◆ **EXTRAIT CHOISI**:
---------------

MARINE JOATTON
MIGRATION DE LA PEINTURE DANS LE DESSIN
Découverte en 2006 grâce à ses dessins lors de l’exposition collective À fleur de peau. Le dessin à l’épreuve à la galerie Éric Dupont à Paris, Marine Joatton développe un imaginaire fantastique dessiné sur des bouts de papier et s’étalant de manière frénétique sur ses carnets de dessin. Ses oeuvres récentes montrent un réel besoin de faire évoluer son geste vers des dimensions plus picturales où la couleur se révèle être le nouveau réservoir d’énergie. Au sein de son atelier parisien envahi de ses dessins, Marine Joatton revient sur sa réunion des territoires de la peinture et du dessin.
ENTRETIEN AVEC SOPHIE FARDELLA
Sophie Fardella :
Marine Joatton, le dessin possède une place centrale dans votre création. Comment cet intérêt particulier pour ce médium est-il né ?
Marine Joatton :
J’ai toujours dessiné. C’est une pratique que j’ai développée de façon continue et sans interruption depuis l’enfance, sans doute parce que mon père était professeur de dessin. J’ai compris grâce à lui que le dessin était quelque chose d’important, qu’il fallait faire avec sérieux et passion. Enfant, il y avait toujours des crayons, des feutres et du papier à portée de mains : un enfant peut beaucoup s’investir dans les jeux avec le dessin. Il y a toujours eu des dessins sur mes classeurs. C’est comme ça que, petit à petit, je me suis investie dans ce médium sans jamais l’abandonner.
Comment avez-vous décidé de déplacer votre pratique du dessin à celle de la peinture ?
C’est après l’exposition À fleur de peau et une exposition personnelle à la galerie Éric Dupont où je n’ai montré que des dessins que j’ai commencé à vouloir déplacer ma pratique sur des formats plus grands. Ce déplacement du dessin à la peinture ne s’est pas fait sans difficulté, car je n’avais pas du tout de connaissances sur ce médium. Les Beaux-Arts ne m’avaient pas formée à cette technique puisque j’y étais dans l’atelier de photographie. La technique de la peinture, je l’ai apprise en autodidacte, contrairement au dessin qui a toujours été le coeur de ma pratique, dans lequel j’avançais en terrain balisé. Avec la peinture, j’avais cette impression de recommencer à zéro, sans connaissance et sans rien maîtriser. De plus, la difficulté que j’ai tout de suite rencontrée a été de vouloir commencer avec l’huile. Au début, le résultat était peu satisfaisant et, petit à petit, j’ai pris de l’assurance, surtout après deux résidences en Corée dans un atelier de peinture en 2012 et 2013 ayant donné lieu à une exposition à la Galerie 604 de Pusan, qui soutient toujours mon travail. Je peignais sur de très grands châssis de 2 m sur 2,50 m où j’ai commencé à me sentir plus confiante. Depuis, la peinture et le dessin rythment ma production. Dans ma peinture, il y a toujours des éléments de dessins. Au départ, c’était le dessin, maintenant c’est la peinture qui commence à englober le dessin. Je pense que ce sont deux pratiques qui se complètent et je les considère comme deux outils qui me permettent d’avoir un espace de création hybride.

---------------

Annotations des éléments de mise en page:
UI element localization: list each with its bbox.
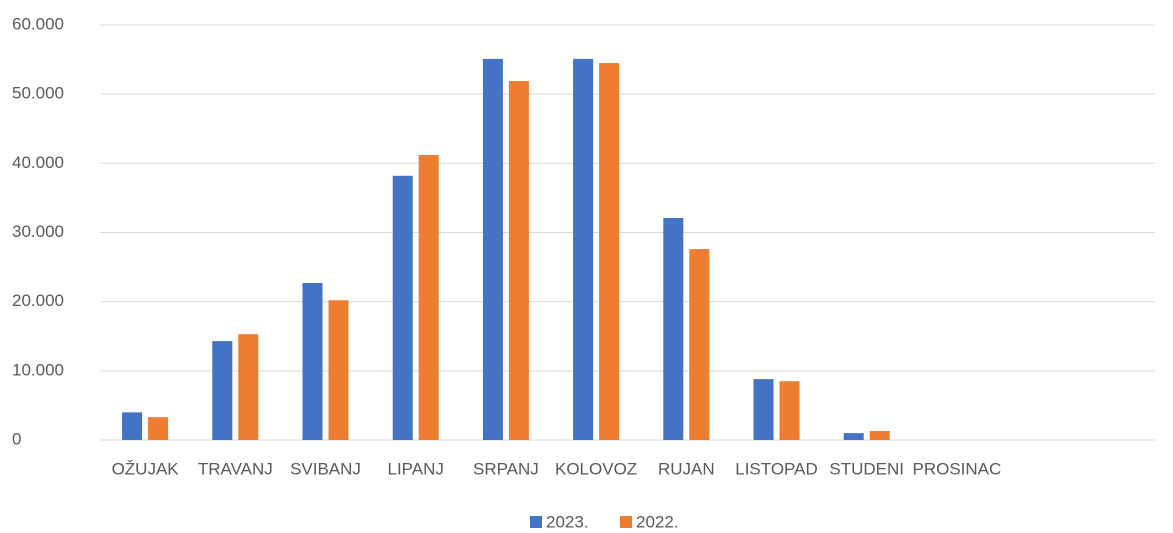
y-tick-label: 60.000 bbox=[12, 14, 64, 33]
bar bbox=[573, 58, 594, 441]
bar bbox=[869, 431, 890, 440]
x-tick-label: OŽUJAK bbox=[112, 459, 180, 478]
bar bbox=[392, 175, 413, 441]
legend-label: 2022. bbox=[636, 512, 679, 531]
y-tick-label: 30.000 bbox=[12, 222, 64, 241]
bar bbox=[418, 155, 439, 441]
x-tick-label: RUJAN bbox=[658, 459, 715, 478]
legend-label: 2023. bbox=[546, 512, 589, 531]
y-tick-label: 20.000 bbox=[12, 291, 64, 310]
x-tick-label: KOLOVOZ bbox=[555, 459, 637, 478]
bar bbox=[212, 341, 233, 440]
bar bbox=[779, 381, 800, 440]
bar bbox=[843, 433, 864, 440]
legend-swatch bbox=[530, 516, 542, 528]
bar bbox=[753, 379, 774, 440]
bar bbox=[482, 58, 503, 441]
bar bbox=[122, 412, 143, 440]
bar bbox=[328, 300, 349, 440]
bar bbox=[302, 282, 323, 440]
bar bbox=[148, 417, 169, 440]
x-tick-label: SVIBANJ bbox=[290, 459, 361, 478]
y-tick-label: 50.000 bbox=[12, 84, 64, 103]
x-tick-label: LIPANJ bbox=[388, 459, 444, 478]
bar bbox=[599, 63, 620, 441]
x-tick-label: PROSINAC bbox=[913, 459, 1002, 478]
bar bbox=[689, 249, 710, 440]
y-tick-label: 40.000 bbox=[12, 153, 64, 172]
x-tick-label: LISTOPAD bbox=[735, 459, 818, 478]
y-tick-label: 10.000 bbox=[12, 360, 64, 379]
bar bbox=[663, 217, 684, 440]
y-tick-label: 0 bbox=[12, 429, 21, 448]
x-tick-label: TRAVANJ bbox=[198, 459, 273, 478]
bar bbox=[238, 334, 259, 440]
x-tick-label: SRPANJ bbox=[473, 459, 539, 478]
bar bbox=[508, 81, 529, 441]
legend-swatch bbox=[620, 516, 632, 528]
x-tick-label: STUDENI bbox=[829, 459, 904, 478]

---------------

◆ **DÉFIS PROPOSÉS**:
1 > Transcrivez fidèlement le passage de l'entretien avec Marine Joatton qui s'ouvre sur les mots contenant « ENTRETIEN AVEC SOPHIE » et se clôt sur « la peinture ? ».
2 > Reprenez l'entretien avec Marine Joatton à la suite de sa dernière phrase et poursuivez-le.

◆ **RÉPONSES PAR CONSIGNE**:
1 >
ENTRETIEN AVEC SOPHIE FARDELLA
Sophie Fardella :
Marine Joatton, le dessin possède une place centrale dans votre création. Comment cet intérêt particulier pour ce médium est-il né ?
Marine Joatton :
J’ai toujours dessiné. C’est une pratique que j’ai développée de façon continue et sans interruption depuis l’enfance, sans doute parce que mon père était professeur de dessin. J’ai compris grâce à lui que le dessin était quelque chose d’important, qu’il fallait faire avec sérieux et passion. Enfant, il y avait toujours des crayons, des feutres et du papier à portée de mains : un enfant peut beaucoup s’investir dans les jeux avec le dessin. Il y a toujours eu des dessins sur mes classeurs. C’est comme ça que, petit à petit, je me suis investie dans ce médium sans jamais l’abandonner.
Comment avez-vous décidé de déplacer votre pratique du dessin à celle de la peinture ?

2 >
Avez-vous une règle de travail qui rythme ce processus de création ?
Celle-ci est en constante évolution. J’élabore toujours un protocole qui va être à l’origine d’une série ; lorsque je commence à m’ennuyer et que la série n’évolue plus et devient trop répétitive, j’arrête et j’en commence une autre. Ce qui détermine la série, c’est le format, la technique. En ce moment, j’utilise beaucoup de format raisin sur papier avec de la gouache. Lorsqu’une série sur petit format arrive à la fin d’un questionnement, je repars sur de plus grands formats en gardant les mêmes thèmes. Toutes mes oeuvres sont illustrées d’animaux, de masques, de portraits et d’êtres hybrides, qui me sont dictés par une écriture automatique. C’est un procédé qui m’aide à percevoir des choses et me guide lorsque je ne sais pas au départ ce que je veux faire : je pars de taches qui me révèlent peu à peu des formes que je viens préciser. Dans ma série en cours – les Merdons –, cette hybridation prend la forme de petits enfants, nounours, poupées, chiots, chatons, tout à la fois. Désormais, j’ai une vingtaine de grands formats très « peints ». Toujours associée à l’enfance, sa force et sa vulnérabilité, cette série des Merdons est un vaste champ d’expérimentations picturales.
Depuis cette migration de votre imaginaire fantastique dans le pictural, le dessin précède-t-il systématiquement l’acte de peindre ?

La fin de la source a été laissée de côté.